--- Begin The records ---

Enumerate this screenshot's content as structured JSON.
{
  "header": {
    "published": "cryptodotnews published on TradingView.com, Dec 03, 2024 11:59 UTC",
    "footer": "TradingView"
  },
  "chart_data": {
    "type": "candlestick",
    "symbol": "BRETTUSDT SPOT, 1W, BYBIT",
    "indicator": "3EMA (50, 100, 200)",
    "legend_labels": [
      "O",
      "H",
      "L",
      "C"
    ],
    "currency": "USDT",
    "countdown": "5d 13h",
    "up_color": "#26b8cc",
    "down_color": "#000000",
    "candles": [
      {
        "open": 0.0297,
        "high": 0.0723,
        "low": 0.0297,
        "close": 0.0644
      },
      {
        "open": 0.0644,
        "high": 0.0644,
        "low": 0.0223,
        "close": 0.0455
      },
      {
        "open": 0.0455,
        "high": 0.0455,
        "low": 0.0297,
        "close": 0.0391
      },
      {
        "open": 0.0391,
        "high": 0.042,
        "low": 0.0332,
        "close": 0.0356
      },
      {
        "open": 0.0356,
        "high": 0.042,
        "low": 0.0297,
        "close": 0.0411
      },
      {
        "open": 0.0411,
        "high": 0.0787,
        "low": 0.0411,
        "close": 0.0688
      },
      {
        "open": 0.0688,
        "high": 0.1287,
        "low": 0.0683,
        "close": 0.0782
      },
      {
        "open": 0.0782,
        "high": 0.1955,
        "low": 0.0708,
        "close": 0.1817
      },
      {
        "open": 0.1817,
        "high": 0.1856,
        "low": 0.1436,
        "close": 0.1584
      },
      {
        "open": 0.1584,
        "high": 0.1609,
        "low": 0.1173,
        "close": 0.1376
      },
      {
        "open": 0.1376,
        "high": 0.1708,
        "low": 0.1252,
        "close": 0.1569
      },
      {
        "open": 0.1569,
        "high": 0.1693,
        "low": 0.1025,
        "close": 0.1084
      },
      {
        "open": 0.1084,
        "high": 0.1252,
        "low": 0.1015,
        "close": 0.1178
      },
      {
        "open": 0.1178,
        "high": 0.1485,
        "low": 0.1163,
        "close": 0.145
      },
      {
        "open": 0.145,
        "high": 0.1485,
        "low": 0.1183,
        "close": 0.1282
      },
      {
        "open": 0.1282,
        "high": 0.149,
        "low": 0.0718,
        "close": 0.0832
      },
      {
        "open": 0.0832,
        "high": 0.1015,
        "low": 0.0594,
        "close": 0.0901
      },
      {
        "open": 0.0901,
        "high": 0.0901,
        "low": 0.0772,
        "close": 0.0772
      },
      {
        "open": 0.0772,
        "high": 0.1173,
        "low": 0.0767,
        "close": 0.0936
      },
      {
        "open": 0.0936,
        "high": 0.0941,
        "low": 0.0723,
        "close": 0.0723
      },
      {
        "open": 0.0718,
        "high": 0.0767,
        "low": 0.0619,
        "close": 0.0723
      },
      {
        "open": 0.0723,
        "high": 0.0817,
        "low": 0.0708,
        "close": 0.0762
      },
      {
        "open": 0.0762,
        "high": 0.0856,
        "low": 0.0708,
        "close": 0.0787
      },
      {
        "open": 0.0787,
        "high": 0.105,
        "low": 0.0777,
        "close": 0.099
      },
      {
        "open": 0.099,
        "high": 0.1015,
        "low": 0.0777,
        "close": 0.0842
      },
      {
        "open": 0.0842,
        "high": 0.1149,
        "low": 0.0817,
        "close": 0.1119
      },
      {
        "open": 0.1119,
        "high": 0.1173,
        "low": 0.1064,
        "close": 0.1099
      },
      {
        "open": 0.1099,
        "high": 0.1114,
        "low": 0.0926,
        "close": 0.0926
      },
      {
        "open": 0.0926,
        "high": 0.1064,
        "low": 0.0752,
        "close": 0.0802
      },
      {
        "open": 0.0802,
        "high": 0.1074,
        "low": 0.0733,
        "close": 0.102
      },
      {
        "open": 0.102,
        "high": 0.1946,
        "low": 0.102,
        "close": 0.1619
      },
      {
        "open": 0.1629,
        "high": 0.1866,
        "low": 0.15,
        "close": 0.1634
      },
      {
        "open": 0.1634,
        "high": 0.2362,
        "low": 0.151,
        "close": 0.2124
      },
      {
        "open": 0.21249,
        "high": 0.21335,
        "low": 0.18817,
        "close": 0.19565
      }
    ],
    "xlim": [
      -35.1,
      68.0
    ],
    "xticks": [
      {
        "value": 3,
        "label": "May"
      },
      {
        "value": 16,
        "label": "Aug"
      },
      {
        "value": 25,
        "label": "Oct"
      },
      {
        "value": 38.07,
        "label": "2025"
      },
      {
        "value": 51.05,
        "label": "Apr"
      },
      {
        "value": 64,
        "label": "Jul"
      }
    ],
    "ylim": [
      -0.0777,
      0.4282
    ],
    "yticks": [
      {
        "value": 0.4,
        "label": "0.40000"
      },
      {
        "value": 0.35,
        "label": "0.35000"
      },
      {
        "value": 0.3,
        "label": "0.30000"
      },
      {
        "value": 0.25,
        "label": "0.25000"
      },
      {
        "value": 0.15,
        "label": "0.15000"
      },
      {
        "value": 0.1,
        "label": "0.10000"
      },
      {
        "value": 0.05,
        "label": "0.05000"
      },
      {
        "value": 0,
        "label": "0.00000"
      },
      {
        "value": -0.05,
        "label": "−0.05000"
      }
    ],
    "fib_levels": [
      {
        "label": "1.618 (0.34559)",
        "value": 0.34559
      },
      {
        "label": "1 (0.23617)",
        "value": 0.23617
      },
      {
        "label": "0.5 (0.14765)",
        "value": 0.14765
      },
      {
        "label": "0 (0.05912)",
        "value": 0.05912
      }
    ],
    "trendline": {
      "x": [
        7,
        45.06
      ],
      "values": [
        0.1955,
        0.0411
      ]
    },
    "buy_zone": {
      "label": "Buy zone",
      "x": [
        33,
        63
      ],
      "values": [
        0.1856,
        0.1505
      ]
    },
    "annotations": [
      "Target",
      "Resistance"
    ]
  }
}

--- End The records ---

== What is needed ==
Set down each entry again, unchanged.

== Written answer ==
Enumerate this screenshot's content as structured JSON.
{
  "header": {
    "published": "cryptodotnews published on TradingView.com, Dec 03, 2024 11:59 UTC",
    "footer": "TradingView"
  },
  "chart_data": {
    "type": "candlestick",
    "symbol": "BRETTUSDT SPOT, 1W, BYBIT",
    "indicator": "3EMA (50, 100, 200)",
    "legend_labels": [
      "O",
      "H",
      "L",
      "C"
    ],
    "currency": "USDT",
    "countdown": "5d 13h",
    "up_color": "#26b8cc",
    "down_color": "#000000",
    "candles": [
      {
        "open": 0.0297,
        "high": 0.0723,
        "low": 0.0297,
        "close": 0.0644
      },
      {
        "open": 0.0644,
        "high": 0.0644,
        "low": 0.0223,
        "close": 0.0455
      },
      {
        "open": 0.0455,
        "high": 0.0455,
        "low": 0.0297,
        "close": 0.0391
      },
      {
        "open": 0.0391,
        "high": 0.042,
        "low": 0.0332,
        "close": 0.0356
      },
      {
        "open": 0.0356,
        "high": 0.042,
        "low": 0.0297,
        "close": 0.0411
      },
      {
        "open": 0.0411,
        "high": 0.0787,
        "low": 0.0411,
        "close": 0.0688
      },
      {
        "open": 0.0688,
        "high": 0.1287,
        "low": 0.0683,
        "close": 0.0782
      },
      {
        "open": 0.0782,
        "high": 0.1955,
        "low": 0.0708,
        "close": 0.1817
      },
      {
        "open": 0.1817,
        "high": 0.1856,
        "low": 0.1436,
        "close": 0.1584
      },
      {
        "open": 0.1584,
        "high": 0.1609,
        "low": 0.1173,
        "close": 0.1376
      },
      {
        "open": 0.1376,
        "high": 0.1708,
        "low": 0.1252,
        "close": 0.1569
      },
      {
        "open": 0.1569,
        "high": 0.1693,
        "low": 0.1025,
        "close": 0.1084
      },
      {
        "open": 0.1084,
        "high": 0.1252,
        "low": 0.1015,
        "close": 0.1178
      },
      {
        "open": 0.1178,
        "high": 0.1485,
        "low": 0.1163,
        "close": 0.145
      },
      {
        "open": 0.145,
        "high": 0.1485,
        "low": 0.1183,
        "close": 0.1282
      },
      {
        "open": 0.1282,
        "high": 0.149,
        "low": 0.0718,
        "close": 0.0832
      },
      {
        "open": 0.0832,
        "high": 0.1015,
        "low": 0.0594,
        "close": 0.0901
      },
      {
        "open": 0.0901,
        "high": 0.0901,
        "low": 0.0772,
        "close": 0.0772
      },
      {
        "open": 0.0772,
        "high": 0.1173,
        "low": 0.0767,
        "close": 0.0936
      },
      {
        "open": 0.0936,
        "high": 0.0941,
        "low": 0.0723,
        "close": 0.0723
      },
      {
        "open": 0.0718,
        "high": 0.0767,
        "low": 0.0619,
        "close": 0.0723
      },
      {
        "open": 0.0723,
        "high": 0.0817,
        "low": 0.0708,
        "close": 0.0762
      },
      {
        "open": 0.0762,
        "high": 0.0856,
        "low": 0.0708,
        "close": 0.0787
      },
      {
        "open": 0.0787,
        "high": 0.105,
        "low": 0.0777,
        "close": 0.099
      },
      {
        "open": 0.099,
        "high": 0.1015,
        "low": 0.0777,
        "close": 0.0842
      },
      {
        "open": 0.0842,
        "high": 0.1149,
        "low": 0.0817,
        "close": 0.1119
      },
      {
        "open": 0.1119,
        "high": 0.1173,
        "low": 0.1064,
        "close": 0.1099
      },
      {
        "open": 0.1099,
        "high": 0.1114,
        "low": 0.0926,
        "close": 0.0926
      },
      {
        "open": 0.0926,
        "high": 0.1064,
        "low": 0.0752,
        "close": 0.0802
      },
      {
        "open": 0.0802,
        "high": 0.1074,
        "low": 0.0733,
        "close": 0.102
      },
      {
        "open": 0.102,
        "high": 0.1946,
        "low": 0.102,
        "close": 0.1619
      },
      {
        "open": 0.1629,
        "high": 0.1866,
        "low": 0.15,
        "close": 0.1634
      },
      {
        "open": 0.1634,
        "high": 0.2362,
        "low": 0.151,
        "close": 0.2124
      },
      {
        "open": 0.21249,
        "high": 0.21335,
        "low": 0.18817,
        "close": 0.19565
      }
    ],
    "xlim": [
      -35.1,
      68.0
    ],
    "xticks": [
      {
        "value": 3,
        "label": "May"
      },
      {
        "value": 16,
        "label": "Aug"
      },
      {
        "value": 25,
        "label": "Oct"
      },
      {
        "value": 38.07,
        "label": "2025"
      },
      {
        "value": 51.05,
        "label": "Apr"
      },
      {
        "value": 64,
        "label": "Jul"
      }
    ],
    "ylim": [
      -0.0777,
      0.4282
    ],
    "yticks": [
      {
        "value": 0.4,
        "label": "0.40000"
      },
      {
        "value": 0.35,
        "label": "0.35000"
      },
      {
        "value": 0.3,
        "label": "0.30000"
      },
      {
        "value": 0.25,
        "label": "0.25000"
      },
      {
        "value": 0.15,
        "label": "0.15000"
      },
      {
        "value": 0.1,
        "label": "0.10000"
      },
      {
        "value": 0.05,
        "label": "0.05000"
      },
      {
        "value": 0,
        "label": "0.00000"
      },
      {
        "value": -0.05,
        "label": "−0.05000"
      }
    ],
    "fib_levels": [
      {
        "label": "1.618 (0.34559)",
        "value": 0.34559
      },
      {
        "label": "1 (0.23617)",
        "value": 0.23617
      },
      {
        "label": "0.5 (0.14765)",
        "value": 0.14765
      },
      {
        "label": "0 (0.05912)",
        "value": 0.05912
      }
    ],
    "trendline": {
      "x": [
        7,
        45.06
      ],
      "values": [
        0.1955,
        0.0411
      ]
    },
    "buy_zone": {
      "label": "Buy zone",
      "x": [
        33,
        63
      ],
      "values": [
        0.1856,
        0.1505
      ]
    },
    "annotations": [
      "Target",
      "Resistance"
    ]
  }
}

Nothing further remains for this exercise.